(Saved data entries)
--------------------
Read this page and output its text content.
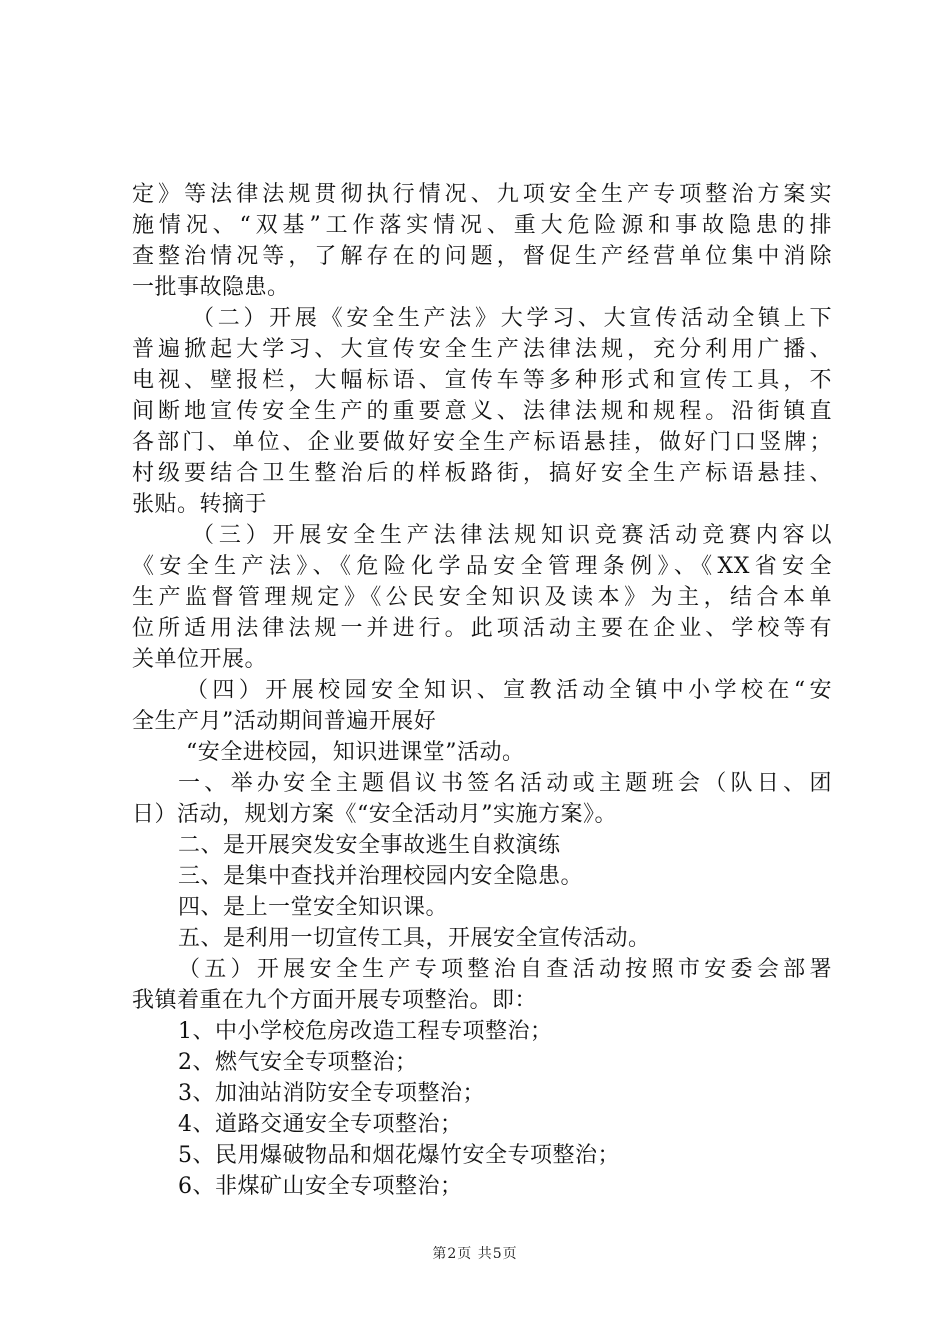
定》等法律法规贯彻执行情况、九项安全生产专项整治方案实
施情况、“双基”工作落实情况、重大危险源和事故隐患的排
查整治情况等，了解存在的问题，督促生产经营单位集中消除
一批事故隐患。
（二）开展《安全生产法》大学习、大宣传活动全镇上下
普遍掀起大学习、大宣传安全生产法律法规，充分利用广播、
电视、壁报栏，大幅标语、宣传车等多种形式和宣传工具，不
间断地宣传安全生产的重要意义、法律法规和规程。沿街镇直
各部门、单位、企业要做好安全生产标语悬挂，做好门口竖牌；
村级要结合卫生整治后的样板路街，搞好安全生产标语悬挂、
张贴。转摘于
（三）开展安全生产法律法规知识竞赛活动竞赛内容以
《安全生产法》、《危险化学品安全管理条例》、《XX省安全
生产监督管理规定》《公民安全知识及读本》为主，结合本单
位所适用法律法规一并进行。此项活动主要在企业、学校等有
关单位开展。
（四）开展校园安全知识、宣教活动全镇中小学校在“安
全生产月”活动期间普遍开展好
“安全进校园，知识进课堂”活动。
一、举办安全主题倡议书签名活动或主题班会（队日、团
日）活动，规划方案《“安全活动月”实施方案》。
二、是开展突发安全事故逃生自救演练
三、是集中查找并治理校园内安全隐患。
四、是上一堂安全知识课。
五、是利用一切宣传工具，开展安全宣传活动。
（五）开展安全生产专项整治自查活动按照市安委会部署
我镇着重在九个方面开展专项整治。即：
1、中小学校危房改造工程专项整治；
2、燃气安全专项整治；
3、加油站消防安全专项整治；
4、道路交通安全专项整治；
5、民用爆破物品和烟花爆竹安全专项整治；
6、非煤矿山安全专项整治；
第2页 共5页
--------------------
### Work to do
Reproduce each record above by retyping it exactly; omit all images.

### Full solution
Read this page and output its text content.
定》等法律法规贯彻执行情况、九项安全生产专项整治方案实
施情况、“双基”工作落实情况、重大危险源和事故隐患的排
查整治情况等，了解存在的问题，督促生产经营单位集中消除
一批事故隐患。
（二）开展《安全生产法》大学习、大宣传活动全镇上下
普遍掀起大学习、大宣传安全生产法律法规，充分利用广播、
电视、壁报栏，大幅标语、宣传车等多种形式和宣传工具，不
间断地宣传安全生产的重要意义、法律法规和规程。沿街镇直
各部门、单位、企业要做好安全生产标语悬挂，做好门口竖牌；
村级要结合卫生整治后的样板路街，搞好安全生产标语悬挂、
张贴。转摘于
（三）开展安全生产法律法规知识竞赛活动竞赛内容以
《安全生产法》、《危险化学品安全管理条例》、《XX省安全
生产监督管理规定》《公民安全知识及读本》为主，结合本单
位所适用法律法规一并进行。此项活动主要在企业、学校等有
关单位开展。
（四）开展校园安全知识、宣教活动全镇中小学校在“安
全生产月”活动期间普遍开展好
“安全进校园，知识进课堂”活动。
一、举办安全主题倡议书签名活动或主题班会（队日、团
日）活动，规划方案《“安全活动月”实施方案》。
二、是开展突发安全事故逃生自救演练
三、是集中查找并治理校园内安全隐患。
四、是上一堂安全知识课。
五、是利用一切宣传工具，开展安全宣传活动。
（五）开展安全生产专项整治自查活动按照市安委会部署
我镇着重在九个方面开展专项整治。即：
1、中小学校危房改造工程专项整治；
2、燃气安全专项整治；
3、加油站消防安全专项整治；
4、道路交通安全专项整治；
5、民用爆破物品和烟花爆竹安全专项整治；
6、非煤矿山安全专项整治；
第2页 共5页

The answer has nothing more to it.